§ Task to carry out
Bring together all lines of the material below that contain the string "forecast".

§ Recorded data
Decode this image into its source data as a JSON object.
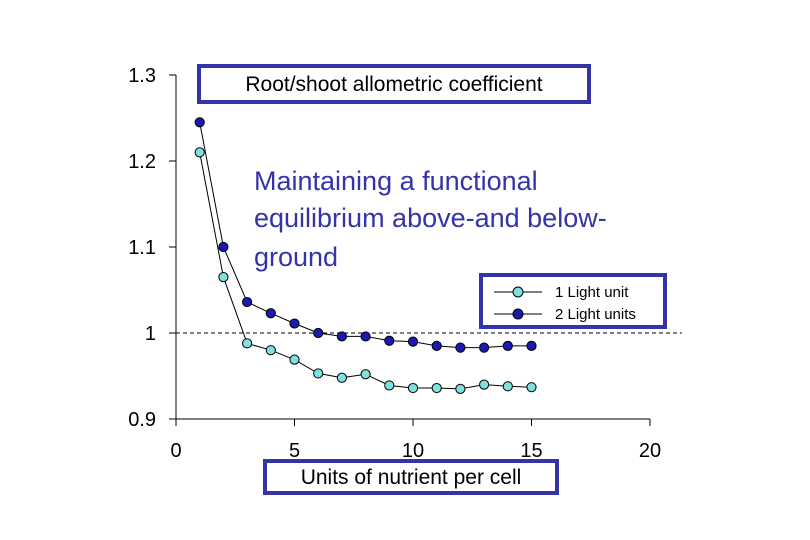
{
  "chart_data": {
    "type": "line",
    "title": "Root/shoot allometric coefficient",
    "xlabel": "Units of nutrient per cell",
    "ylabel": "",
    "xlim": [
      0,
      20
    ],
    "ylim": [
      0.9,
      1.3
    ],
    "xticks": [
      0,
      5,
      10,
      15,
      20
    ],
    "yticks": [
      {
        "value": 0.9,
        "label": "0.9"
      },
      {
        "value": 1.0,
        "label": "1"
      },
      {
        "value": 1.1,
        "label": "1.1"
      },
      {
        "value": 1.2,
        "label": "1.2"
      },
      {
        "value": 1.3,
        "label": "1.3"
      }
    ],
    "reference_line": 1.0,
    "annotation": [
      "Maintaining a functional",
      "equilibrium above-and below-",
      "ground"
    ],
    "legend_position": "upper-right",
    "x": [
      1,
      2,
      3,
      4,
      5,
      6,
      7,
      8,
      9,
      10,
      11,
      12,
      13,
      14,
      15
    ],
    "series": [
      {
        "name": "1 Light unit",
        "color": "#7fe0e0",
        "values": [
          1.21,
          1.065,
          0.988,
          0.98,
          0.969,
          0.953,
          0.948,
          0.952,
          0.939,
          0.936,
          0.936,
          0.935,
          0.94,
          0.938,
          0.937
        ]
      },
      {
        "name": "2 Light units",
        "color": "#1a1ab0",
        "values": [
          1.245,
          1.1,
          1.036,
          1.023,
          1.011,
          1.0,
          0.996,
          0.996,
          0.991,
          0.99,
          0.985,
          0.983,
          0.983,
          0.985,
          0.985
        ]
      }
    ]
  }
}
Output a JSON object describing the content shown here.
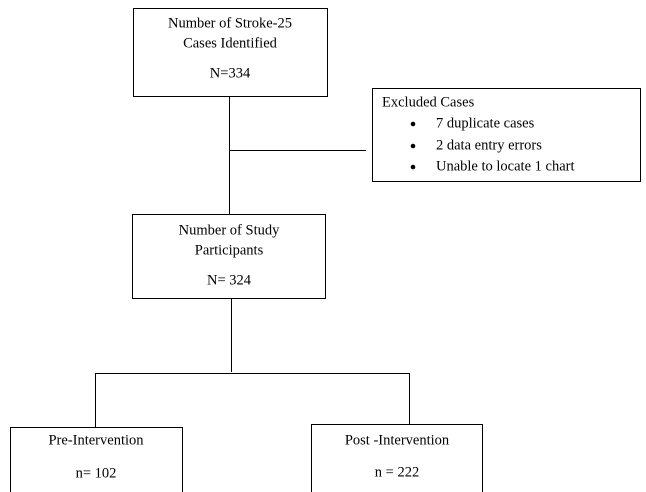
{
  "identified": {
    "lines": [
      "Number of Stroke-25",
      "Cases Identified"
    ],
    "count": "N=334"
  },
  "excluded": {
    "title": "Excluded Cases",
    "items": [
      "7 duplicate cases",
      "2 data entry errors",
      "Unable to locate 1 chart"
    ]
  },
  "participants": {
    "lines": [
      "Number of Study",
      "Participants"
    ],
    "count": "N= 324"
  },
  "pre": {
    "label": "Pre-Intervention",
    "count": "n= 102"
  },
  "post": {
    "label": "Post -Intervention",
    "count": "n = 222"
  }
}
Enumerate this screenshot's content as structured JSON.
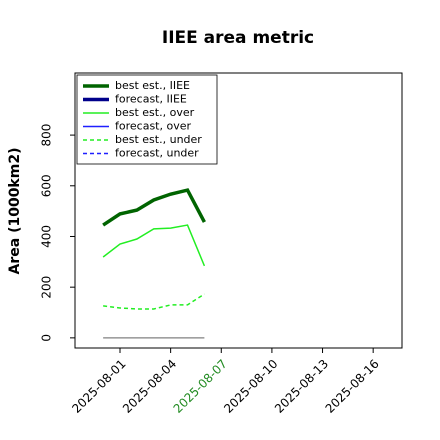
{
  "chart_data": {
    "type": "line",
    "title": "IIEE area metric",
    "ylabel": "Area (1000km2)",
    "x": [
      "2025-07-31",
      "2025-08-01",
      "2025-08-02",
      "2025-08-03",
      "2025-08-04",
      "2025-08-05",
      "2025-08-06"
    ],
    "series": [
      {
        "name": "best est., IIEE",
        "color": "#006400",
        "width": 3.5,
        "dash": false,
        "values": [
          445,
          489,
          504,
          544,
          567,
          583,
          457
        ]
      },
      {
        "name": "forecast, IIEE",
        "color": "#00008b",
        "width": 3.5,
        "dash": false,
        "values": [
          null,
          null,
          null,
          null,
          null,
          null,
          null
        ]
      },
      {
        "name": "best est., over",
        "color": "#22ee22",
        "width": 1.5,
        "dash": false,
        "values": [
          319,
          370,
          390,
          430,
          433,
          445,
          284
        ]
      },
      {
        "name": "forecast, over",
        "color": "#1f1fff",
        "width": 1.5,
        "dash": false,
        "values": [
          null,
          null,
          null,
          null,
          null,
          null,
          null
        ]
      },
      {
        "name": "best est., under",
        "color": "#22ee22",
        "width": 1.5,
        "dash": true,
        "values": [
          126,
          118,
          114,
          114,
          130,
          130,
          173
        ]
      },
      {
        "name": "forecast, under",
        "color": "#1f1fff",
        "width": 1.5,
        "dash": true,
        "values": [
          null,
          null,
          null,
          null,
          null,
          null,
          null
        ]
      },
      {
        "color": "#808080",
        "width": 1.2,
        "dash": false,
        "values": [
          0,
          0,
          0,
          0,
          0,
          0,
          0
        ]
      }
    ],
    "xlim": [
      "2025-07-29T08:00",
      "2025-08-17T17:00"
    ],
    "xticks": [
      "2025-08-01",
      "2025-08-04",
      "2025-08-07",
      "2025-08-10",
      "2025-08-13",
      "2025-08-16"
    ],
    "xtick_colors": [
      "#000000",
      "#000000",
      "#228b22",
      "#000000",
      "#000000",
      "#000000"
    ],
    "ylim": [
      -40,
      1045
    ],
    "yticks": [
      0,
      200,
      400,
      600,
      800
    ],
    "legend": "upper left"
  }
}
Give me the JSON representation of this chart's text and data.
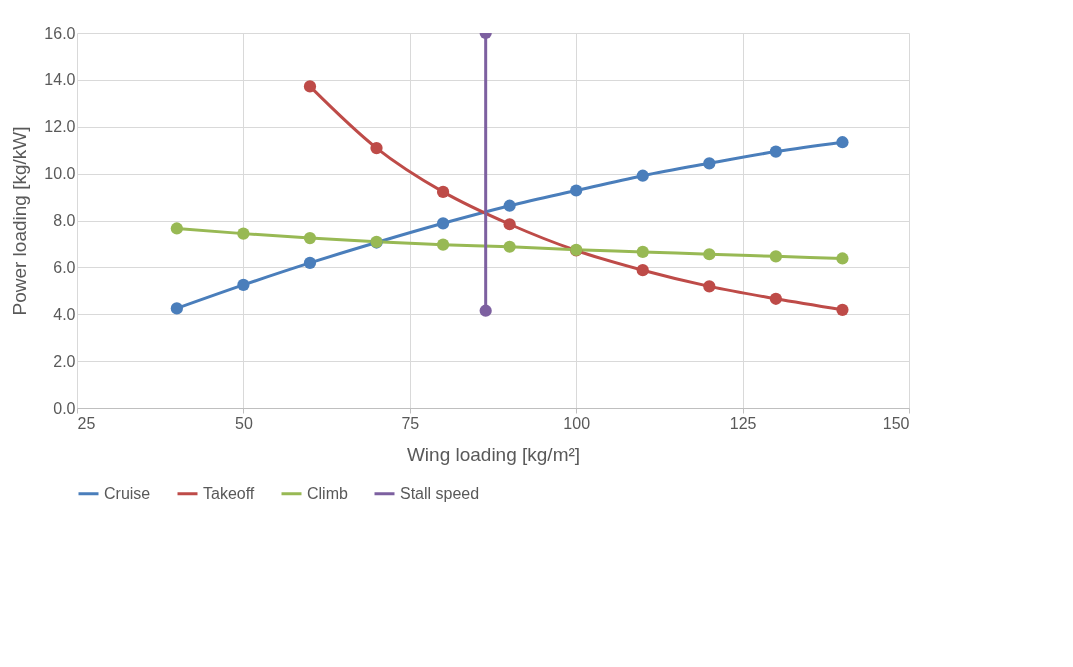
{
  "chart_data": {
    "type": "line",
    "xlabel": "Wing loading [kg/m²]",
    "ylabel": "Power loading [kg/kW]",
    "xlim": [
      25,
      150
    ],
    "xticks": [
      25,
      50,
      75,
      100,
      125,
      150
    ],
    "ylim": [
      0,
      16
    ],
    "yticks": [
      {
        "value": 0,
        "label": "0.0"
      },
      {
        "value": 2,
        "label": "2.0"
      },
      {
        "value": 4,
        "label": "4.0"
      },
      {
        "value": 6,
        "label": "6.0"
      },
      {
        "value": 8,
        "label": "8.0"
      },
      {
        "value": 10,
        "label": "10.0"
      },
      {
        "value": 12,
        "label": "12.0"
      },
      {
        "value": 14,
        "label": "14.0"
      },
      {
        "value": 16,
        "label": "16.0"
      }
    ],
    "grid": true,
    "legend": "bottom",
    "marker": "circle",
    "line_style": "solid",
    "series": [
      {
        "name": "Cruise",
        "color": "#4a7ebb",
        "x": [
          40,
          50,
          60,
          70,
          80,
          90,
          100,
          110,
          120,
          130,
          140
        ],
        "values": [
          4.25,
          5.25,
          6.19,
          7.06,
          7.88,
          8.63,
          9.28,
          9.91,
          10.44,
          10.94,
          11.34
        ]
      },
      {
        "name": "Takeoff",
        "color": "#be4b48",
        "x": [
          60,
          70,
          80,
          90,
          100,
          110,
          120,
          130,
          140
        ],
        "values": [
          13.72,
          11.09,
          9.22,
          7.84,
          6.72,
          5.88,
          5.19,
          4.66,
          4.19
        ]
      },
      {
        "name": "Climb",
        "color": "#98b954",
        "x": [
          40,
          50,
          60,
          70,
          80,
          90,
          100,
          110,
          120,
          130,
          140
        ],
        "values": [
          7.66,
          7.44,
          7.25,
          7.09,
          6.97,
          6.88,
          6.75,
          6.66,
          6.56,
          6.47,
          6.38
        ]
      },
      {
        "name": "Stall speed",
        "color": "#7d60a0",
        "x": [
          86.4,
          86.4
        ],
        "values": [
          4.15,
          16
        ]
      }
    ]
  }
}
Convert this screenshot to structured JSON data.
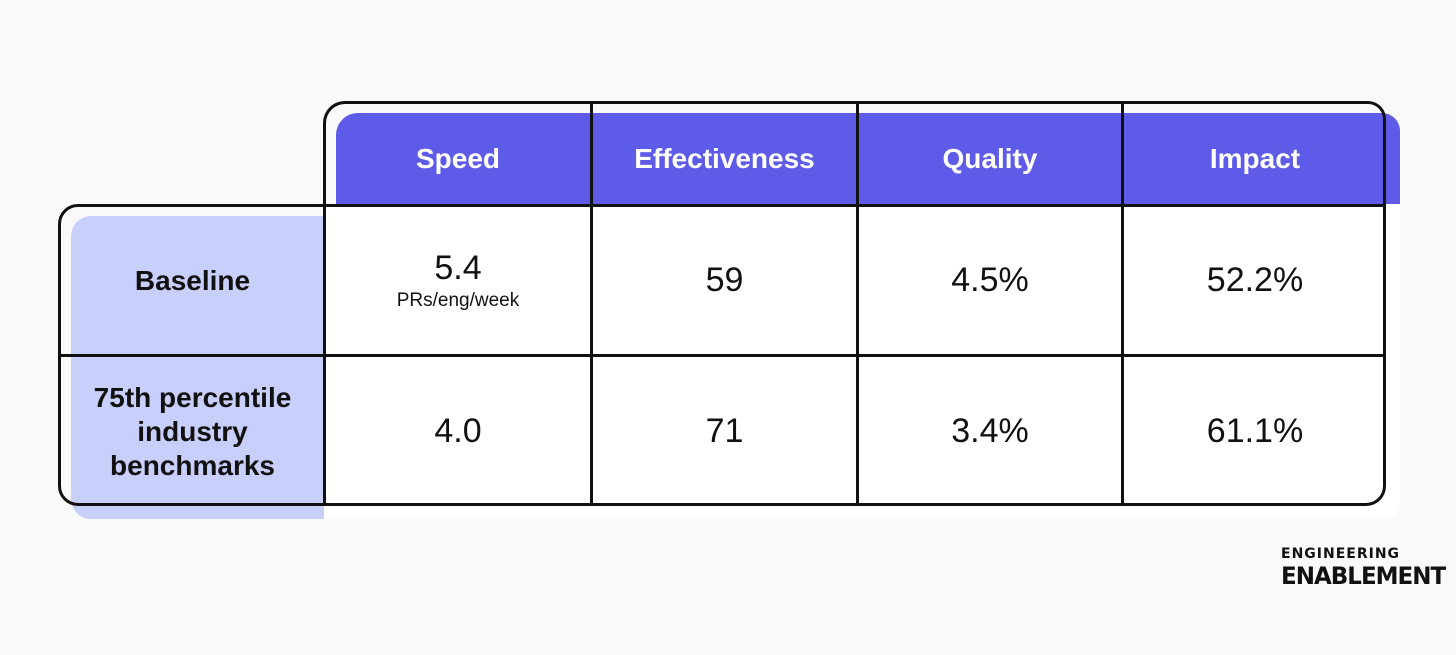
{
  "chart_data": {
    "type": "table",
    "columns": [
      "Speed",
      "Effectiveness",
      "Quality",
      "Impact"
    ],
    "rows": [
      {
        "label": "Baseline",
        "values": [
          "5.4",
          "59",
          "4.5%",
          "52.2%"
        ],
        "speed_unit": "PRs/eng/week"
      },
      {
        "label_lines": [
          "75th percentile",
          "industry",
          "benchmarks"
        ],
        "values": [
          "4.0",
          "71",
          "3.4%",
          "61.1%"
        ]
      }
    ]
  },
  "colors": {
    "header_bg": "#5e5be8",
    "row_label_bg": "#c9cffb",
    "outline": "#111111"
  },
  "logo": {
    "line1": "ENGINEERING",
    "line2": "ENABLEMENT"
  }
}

§ The response
        "name": "forecast, IIEE",
        "name": "forecast, over",
        "name": "forecast, under",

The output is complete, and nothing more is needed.